Given exercise |
Print the entries that appear below, exactly as written and without their pictures.

Records for processing |
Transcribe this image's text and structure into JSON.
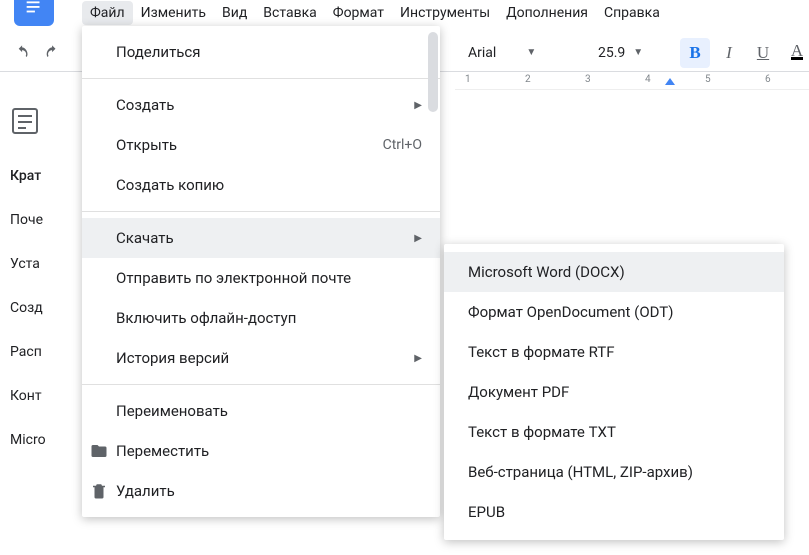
{
  "menubar": [
    "Файл",
    "Изменить",
    "Вид",
    "Вставка",
    "Формат",
    "Инструменты",
    "Дополнения",
    "Справка"
  ],
  "toolbar": {
    "font_family": "Arial",
    "font_size": "25.9",
    "bold": "B",
    "italic": "I",
    "underline": "U"
  },
  "ruler": {
    "marks": [
      "1",
      "2",
      "3",
      "4",
      "5",
      "6"
    ]
  },
  "outline": {
    "items": [
      "Крат",
      "Поче",
      "Уста",
      "Созд",
      "Расп",
      "Конт",
      "Micro"
    ]
  },
  "file_menu": {
    "share": "Поделиться",
    "new": "Создать",
    "open": "Открыть",
    "open_shortcut": "Ctrl+O",
    "make_copy": "Создать копию",
    "download": "Скачать",
    "email": "Отправить по электронной почте",
    "offline": "Включить офлайн-доступ",
    "version_history": "История версий",
    "rename": "Переименовать",
    "move": "Переместить",
    "delete": "Удалить"
  },
  "download_submenu": [
    "Microsoft Word (DOCX)",
    "Формат OpenDocument (ODT)",
    "Текст в формате RTF",
    "Документ PDF",
    "Текст в формате TXT",
    "Веб-страница (HTML, ZIP-архив)",
    "EPUB"
  ]
}
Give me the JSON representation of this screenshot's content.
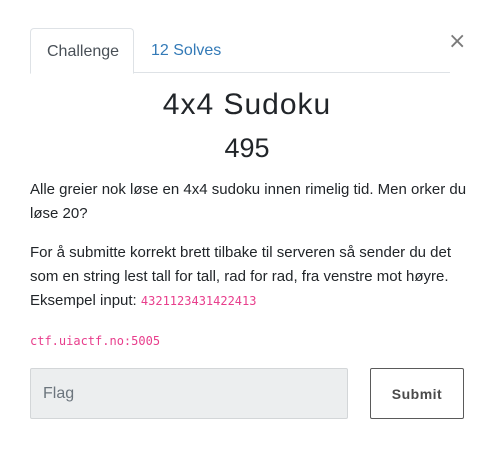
{
  "modal": {
    "close_glyph": "×",
    "tabs": [
      {
        "label": "Challenge",
        "active": true
      },
      {
        "label": "12 Solves",
        "active": false
      }
    ],
    "title": "4x4 Sudoku",
    "points": "495",
    "description_1": "Alle greier nok løse en 4x4 sudoku innen rimelig tid. Men orker du løse 20?",
    "description_2": "For å submitte korrekt brett tilbake til serveren så sender du det som en string lest tall for tall, rad for rad, fra venstre mot høyre. Eksempel input: ",
    "example_input": "4321123431422413",
    "host": "ctf.uiactf.no:5005",
    "flag_placeholder": "Flag",
    "flag_value": "",
    "submit_label": "Submit",
    "colors": {
      "link": "#337ab7",
      "code": "#e83e8c",
      "input_bg": "#eceeef"
    }
  }
}
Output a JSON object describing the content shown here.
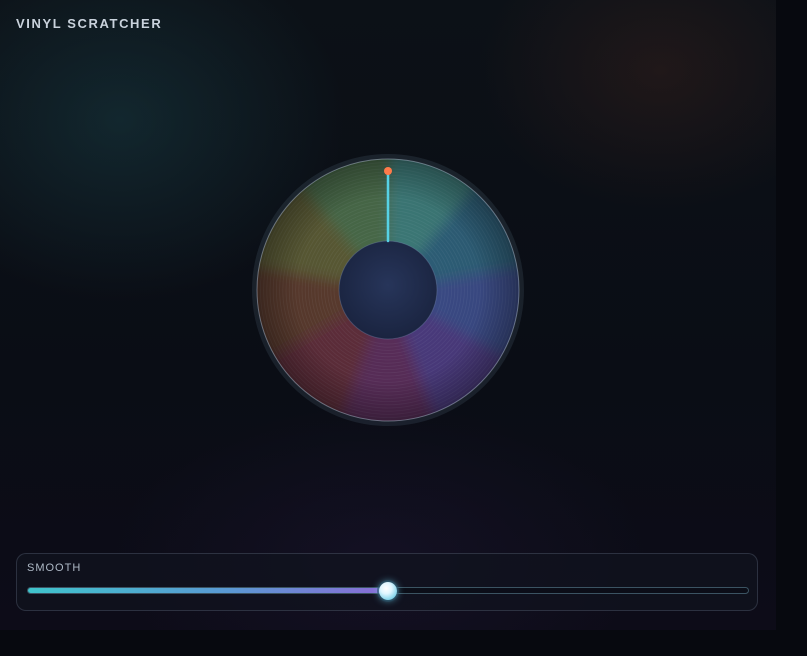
{
  "app": {
    "title": "VINYL SCRATCHER"
  },
  "controls": {
    "smooth": {
      "label": "SMOOTH",
      "value": 0.5
    }
  },
  "record": {
    "segment_colors": [
      "#3e7a78",
      "#2d5f78",
      "#3a4c86",
      "#4b3a7e",
      "#5a2f5a",
      "#5e2e3a",
      "#5a3a2e",
      "#5a5a34",
      "#4a6a48"
    ],
    "label_color": "#1e2a46",
    "needle_tip_color": "#ff7a4a",
    "needle_color": "#56d2e6"
  }
}
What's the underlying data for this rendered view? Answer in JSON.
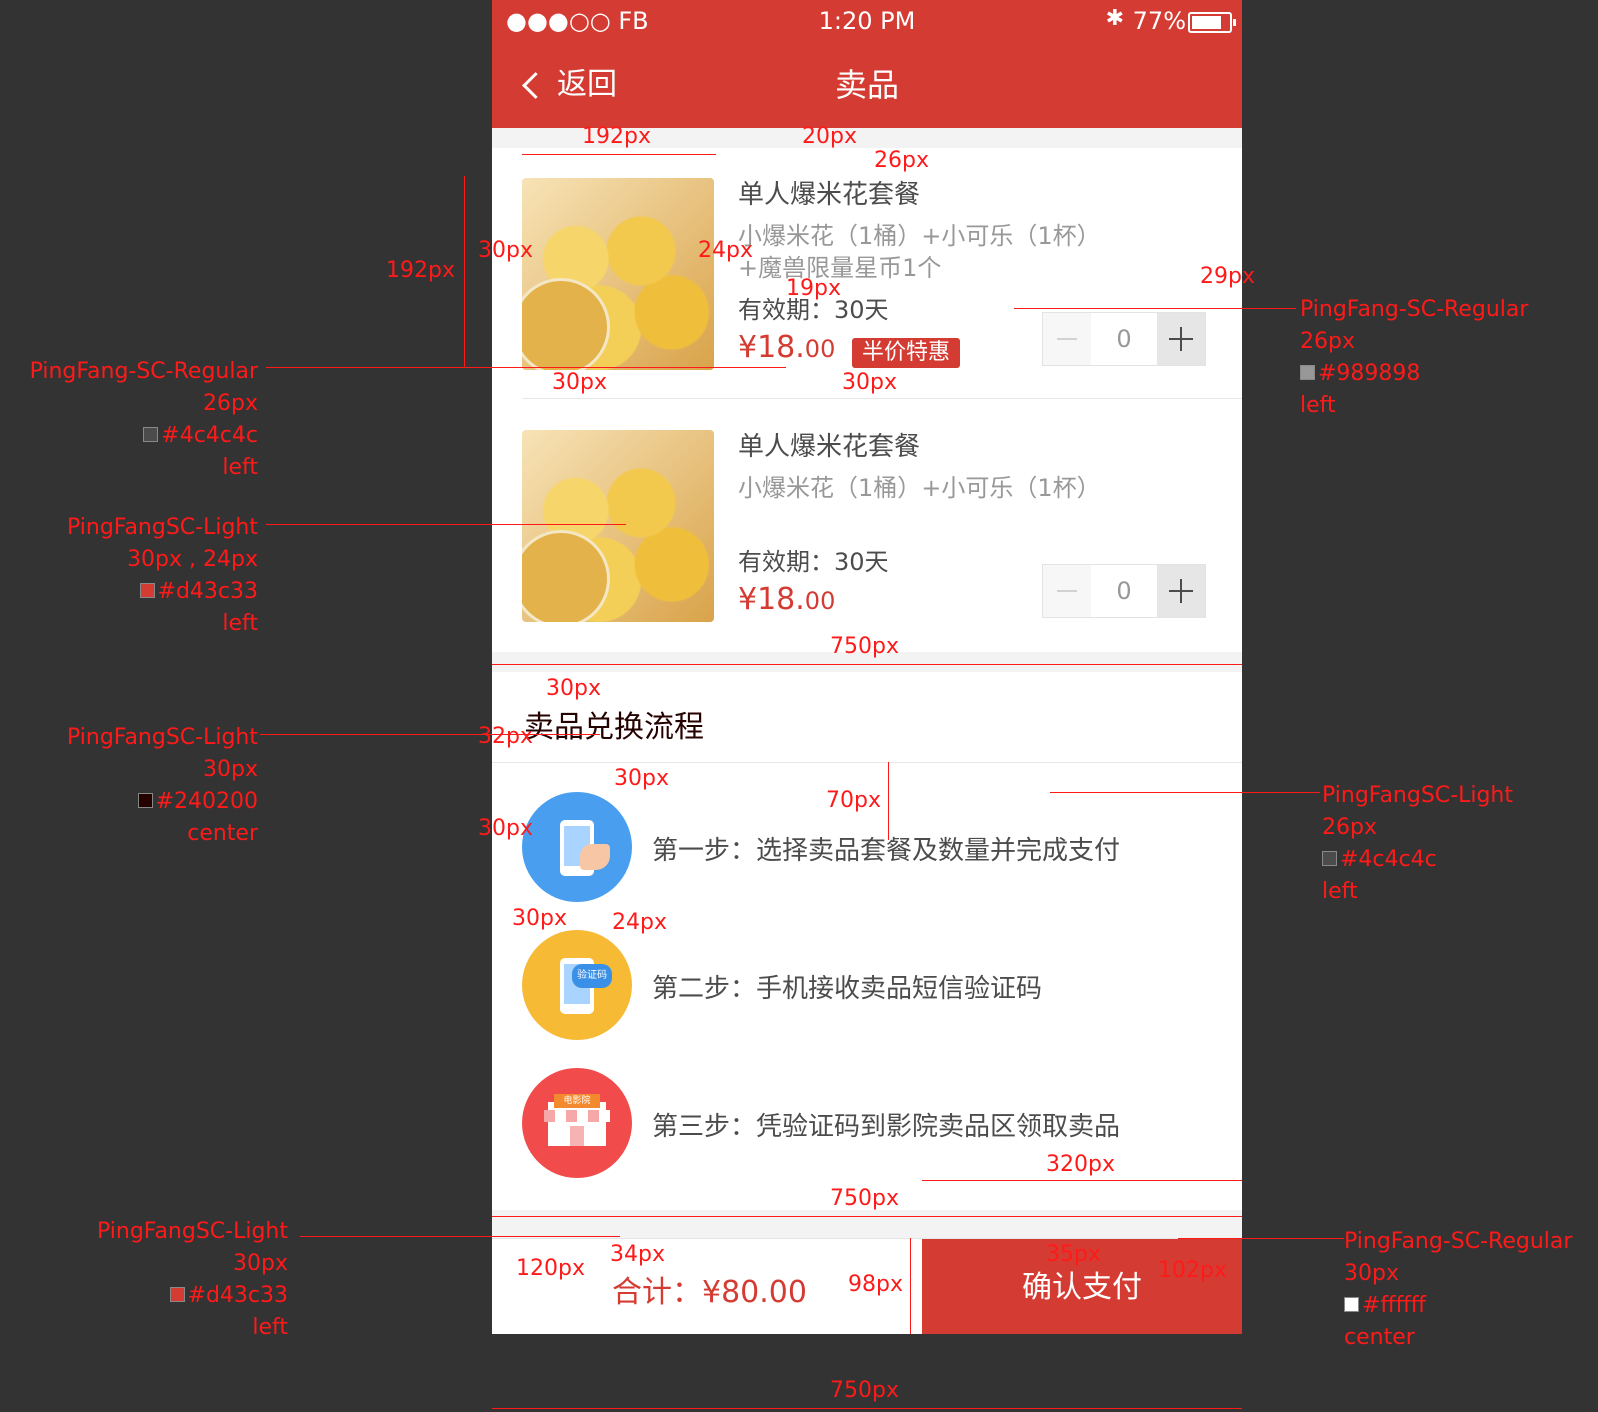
{
  "status_bar": {
    "carrier": "●●●○○ FB",
    "time": "1:20 PM",
    "battery": "77%",
    "bluetooth": "✱"
  },
  "nav": {
    "back_label": "返回",
    "title": "卖品"
  },
  "products": [
    {
      "name": "单人爆米花套餐",
      "desc": "小爆米花（1桶）+小可乐（1杯）+魔兽限量星币1个",
      "validity": "有效期：30天",
      "price_int": "¥18.",
      "price_dec": "00",
      "tag": "半价特惠",
      "quantity": "0"
    },
    {
      "name": "单人爆米花套餐",
      "desc": "小爆米花（1桶）+小可乐（1杯）",
      "validity": "有效期：30天",
      "price_int": "¥18.",
      "price_dec": "00",
      "tag": "",
      "quantity": "0"
    }
  ],
  "flow": {
    "title": "卖品兑换流程",
    "steps": [
      {
        "label": "第一步：选择卖品套餐及数量并完成支付",
        "icon": "phone-tap-icon"
      },
      {
        "label": "第二步：手机接收卖品短信验证码",
        "icon": "sms-code-icon",
        "icon_text": "验证码"
      },
      {
        "label": "第三步：凭验证码到影院卖品区领取卖品",
        "icon": "cinema-shop-icon",
        "icon_text": "电影院"
      }
    ]
  },
  "footer": {
    "total": "合计：¥80.00",
    "pay_button": "确认支付"
  },
  "annotations": {
    "left1": {
      "font": "PingFang-SC-Regular",
      "size": "26px",
      "color_label": "#4c4c4c",
      "align": "left",
      "swatch": "#4c4c4c"
    },
    "left2": {
      "font": "PingFangSC-Light",
      "size": "30px , 24px",
      "color_label": "#d43c33",
      "align": "left",
      "swatch": "#d43c33"
    },
    "left3": {
      "font": "PingFangSC-Light",
      "size": "30px",
      "color_label": "#240200",
      "align": "center",
      "swatch": "#240200"
    },
    "left4": {
      "font": "PingFangSC-Light",
      "size": "30px",
      "color_label": "#d43c33",
      "align": "left",
      "swatch": "#d43c33"
    },
    "right1": {
      "font": "PingFang-SC-Regular",
      "size": "26px",
      "color_label": "#989898",
      "align": "left",
      "swatch": "#989898"
    },
    "right2": {
      "font": "PingFangSC-Light",
      "size": "26px",
      "color_label": "#4c4c4c",
      "align": "left",
      "swatch": "#4c4c4c"
    },
    "right3": {
      "font": "PingFang-SC-Regular",
      "size": "30px",
      "color_label": "#ffffff",
      "align": "center",
      "swatch": "#ffffff"
    }
  },
  "dimensions": {
    "d192w": "192px",
    "d20": "20px",
    "d26": "26px",
    "d192h": "192px",
    "d30a": "30px",
    "d24a": "24px",
    "d19": "19px",
    "d29": "29px",
    "d30b": "30px",
    "d30c": "30px",
    "d750a": "750px",
    "d30d": "30px",
    "d32": "32px",
    "d30e": "30px",
    "d70": "70px",
    "d30f": "30px",
    "d30g": "30px",
    "d24b": "24px",
    "d320": "320px",
    "d750b": "750px",
    "d34": "34px",
    "d120": "120px",
    "d98": "98px",
    "d35": "35px",
    "d102": "102px",
    "d750c": "750px"
  }
}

Problem solution |
Transcribe this image's text and structure into JSON.
{
  "menubar": [
    "Файл",
    "Изменить",
    "Вид",
    "Вставка",
    "Формат",
    "Инструменты",
    "Дополнения",
    "Справка"
  ],
  "toolbar": {
    "font_family": "Arial",
    "font_size": "25.9",
    "bold": "B",
    "italic": "I",
    "underline": "U"
  },
  "ruler": {
    "marks": [
      "1",
      "2",
      "3",
      "4",
      "5",
      "6"
    ]
  },
  "outline": {
    "items": [
      "Крат",
      "Поче",
      "Уста",
      "Созд",
      "Расп",
      "Конт",
      "Micro"
    ]
  },
  "file_menu": {
    "share": "Поделиться",
    "new": "Создать",
    "open": "Открыть",
    "open_shortcut": "Ctrl+O",
    "make_copy": "Создать копию",
    "download": "Скачать",
    "email": "Отправить по электронной почте",
    "offline": "Включить офлайн-доступ",
    "version_history": "История версий",
    "rename": "Переименовать",
    "move": "Переместить",
    "delete": "Удалить"
  },
  "download_submenu": [
    "Microsoft Word (DOCX)",
    "Формат OpenDocument (ODT)",
    "Текст в формате RTF",
    "Документ PDF",
    "Текст в формате TXT",
    "Веб-страница (HTML, ZIP-архив)",
    "EPUB"
  ]
}
Give me the JSON representation of this screenshot's content.
{
  "modal": {
    "close_glyph": "×",
    "tabs": [
      {
        "label": "Challenge",
        "active": true
      },
      {
        "label": "12 Solves",
        "active": false
      }
    ],
    "title": "4x4 Sudoku",
    "points": "495",
    "description_1": "Alle greier nok løse en 4x4 sudoku innen rimelig tid. Men orker du løse 20?",
    "description_2": "For å submitte korrekt brett tilbake til serveren så sender du det som en string lest tall for tall, rad for rad, fra venstre mot høyre. Eksempel input: ",
    "example_input": "4321123431422413",
    "host": "ctf.uiactf.no:5005",
    "flag_placeholder": "Flag",
    "flag_value": "",
    "submit_label": "Submit",
    "colors": {
      "link": "#337ab7",
      "code": "#e83e8c",
      "input_bg": "#eceeef"
    }
  }
}
Output a JSON object describing the content shown here.
{
  "app": {
    "title": "VINYL SCRATCHER"
  },
  "controls": {
    "smooth": {
      "label": "SMOOTH",
      "value": 0.5
    }
  },
  "record": {
    "segment_colors": [
      "#3e7a78",
      "#2d5f78",
      "#3a4c86",
      "#4b3a7e",
      "#5a2f5a",
      "#5e2e3a",
      "#5a3a2e",
      "#5a5a34",
      "#4a6a48"
    ],
    "label_color": "#1e2a46",
    "needle_tip_color": "#ff7a4a",
    "needle_color": "#56d2e6"
  }
}
What's the underlying data for this rendered view? Answer in JSON.
{
  "status_bar": {
    "carrier": "●●●○○ FB",
    "time": "1:20 PM",
    "battery": "77%",
    "bluetooth": "✱"
  },
  "nav": {
    "back_label": "返回",
    "title": "卖品"
  },
  "products": [
    {
      "name": "单人爆米花套餐",
      "desc": "小爆米花（1桶）+小可乐（1杯）+魔兽限量星币1个",
      "validity": "有效期：30天",
      "price_int": "¥18.",
      "price_dec": "00",
      "tag": "半价特惠",
      "quantity": "0"
    },
    {
      "name": "单人爆米花套餐",
      "desc": "小爆米花（1桶）+小可乐（1杯）",
      "validity": "有效期：30天",
      "price_int": "¥18.",
      "price_dec": "00",
      "tag": "",
      "quantity": "0"
    }
  ],
  "flow": {
    "title": "卖品兑换流程",
    "steps": [
      {
        "label": "第一步：选择卖品套餐及数量并完成支付",
        "icon": "phone-tap-icon"
      },
      {
        "label": "第二步：手机接收卖品短信验证码",
        "icon": "sms-code-icon",
        "icon_text": "验证码"
      },
      {
        "label": "第三步：凭验证码到影院卖品区领取卖品",
        "icon": "cinema-shop-icon",
        "icon_text": "电影院"
      }
    ]
  },
  "footer": {
    "total": "合计：¥80.00",
    "pay_button": "确认支付"
  },
  "annotations": {
    "left1": {
      "font": "PingFang-SC-Regular",
      "size": "26px",
      "color_label": "#4c4c4c",
      "align": "left",
      "swatch": "#4c4c4c"
    },
    "left2": {
      "font": "PingFangSC-Light",
      "size": "30px , 24px",
      "color_label": "#d43c33",
      "align": "left",
      "swatch": "#d43c33"
    },
    "left3": {
      "font": "PingFangSC-Light",
      "size": "30px",
      "color_label": "#240200",
      "align": "center",
      "swatch": "#240200"
    },
    "left4": {
      "font": "PingFangSC-Light",
      "size": "30px",
      "color_label": "#d43c33",
      "align": "left",
      "swatch": "#d43c33"
    },
    "right1": {
      "font": "PingFang-SC-Regular",
      "size": "26px",
      "color_label": "#989898",
      "align": "left",
      "swatch": "#989898"
    },
    "right2": {
      "font": "PingFangSC-Light",
      "size": "26px",
      "color_label": "#4c4c4c",
      "align": "left",
      "swatch": "#4c4c4c"
    },
    "right3": {
      "font": "PingFang-SC-Regular",
      "size": "30px",
      "color_label": "#ffffff",
      "align": "center",
      "swatch": "#ffffff"
    }
  },
  "dimensions": {
    "d192w": "192px",
    "d20": "20px",
    "d26": "26px",
    "d192h": "192px",
    "d30a": "30px",
    "d24a": "24px",
    "d19": "19px",
    "d29": "29px",
    "d30b": "30px",
    "d30c": "30px",
    "d750a": "750px",
    "d30d": "30px",
    "d32": "32px",
    "d30e": "30px",
    "d70": "70px",
    "d30f": "30px",
    "d30g": "30px",
    "d24b": "24px",
    "d320": "320px",
    "d750b": "750px",
    "d34": "34px",
    "d120": "120px",
    "d98": "98px",
    "d35": "35px",
    "d102": "102px",
    "d750c": "750px"
  }
}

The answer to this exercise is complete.